BEGIN Dataset rows
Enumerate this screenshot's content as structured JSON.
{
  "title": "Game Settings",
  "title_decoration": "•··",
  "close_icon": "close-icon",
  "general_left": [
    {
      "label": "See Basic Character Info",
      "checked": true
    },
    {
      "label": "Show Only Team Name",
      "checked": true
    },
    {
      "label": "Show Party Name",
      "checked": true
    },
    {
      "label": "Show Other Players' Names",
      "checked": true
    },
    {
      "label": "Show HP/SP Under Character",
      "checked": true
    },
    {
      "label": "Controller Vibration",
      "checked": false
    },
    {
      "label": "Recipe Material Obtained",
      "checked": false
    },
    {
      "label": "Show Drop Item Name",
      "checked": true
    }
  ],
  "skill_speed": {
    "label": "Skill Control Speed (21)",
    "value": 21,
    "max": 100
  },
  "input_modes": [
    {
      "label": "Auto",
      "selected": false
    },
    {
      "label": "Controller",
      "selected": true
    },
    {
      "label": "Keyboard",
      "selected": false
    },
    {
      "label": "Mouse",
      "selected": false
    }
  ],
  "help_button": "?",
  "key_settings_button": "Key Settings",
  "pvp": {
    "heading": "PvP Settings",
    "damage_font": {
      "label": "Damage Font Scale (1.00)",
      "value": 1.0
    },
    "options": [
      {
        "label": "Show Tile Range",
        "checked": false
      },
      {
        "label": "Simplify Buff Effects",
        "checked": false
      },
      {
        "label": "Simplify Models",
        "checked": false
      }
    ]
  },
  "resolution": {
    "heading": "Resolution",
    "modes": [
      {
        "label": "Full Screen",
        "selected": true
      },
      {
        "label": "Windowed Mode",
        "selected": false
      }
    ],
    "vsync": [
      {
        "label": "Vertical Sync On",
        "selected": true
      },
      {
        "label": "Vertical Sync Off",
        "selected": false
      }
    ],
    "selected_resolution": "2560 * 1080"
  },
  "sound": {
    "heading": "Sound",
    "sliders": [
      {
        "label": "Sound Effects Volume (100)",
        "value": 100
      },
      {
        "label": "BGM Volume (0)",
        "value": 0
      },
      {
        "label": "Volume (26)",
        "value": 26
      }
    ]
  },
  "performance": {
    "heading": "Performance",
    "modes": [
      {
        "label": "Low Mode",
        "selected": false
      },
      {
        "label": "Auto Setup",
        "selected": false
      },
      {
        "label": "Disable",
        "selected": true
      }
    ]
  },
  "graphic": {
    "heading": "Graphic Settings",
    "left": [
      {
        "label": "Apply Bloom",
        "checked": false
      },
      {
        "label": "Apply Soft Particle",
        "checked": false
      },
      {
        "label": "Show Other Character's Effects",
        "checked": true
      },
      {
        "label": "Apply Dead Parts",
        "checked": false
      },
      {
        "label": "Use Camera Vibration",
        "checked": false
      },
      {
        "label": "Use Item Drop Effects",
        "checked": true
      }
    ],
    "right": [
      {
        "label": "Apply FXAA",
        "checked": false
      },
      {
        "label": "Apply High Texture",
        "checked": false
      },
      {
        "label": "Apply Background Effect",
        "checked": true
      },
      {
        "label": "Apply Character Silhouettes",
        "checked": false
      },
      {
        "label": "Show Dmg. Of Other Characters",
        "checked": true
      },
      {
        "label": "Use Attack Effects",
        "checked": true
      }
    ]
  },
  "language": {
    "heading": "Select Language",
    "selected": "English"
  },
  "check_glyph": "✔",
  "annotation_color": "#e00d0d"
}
END Dataset rows
**The problem**
Select the lines in this material that hold the word "Apply", leaving none out.

**Response for this exercise**
        "label": "Apply Bloom",
        "label": "Apply Soft Particle",
        "label": "Apply Dead Parts",
        "label": "Apply FXAA",
        "label": "Apply High Texture",
        "label": "Apply Background Effect",
        "label": "Apply Character Silhouettes",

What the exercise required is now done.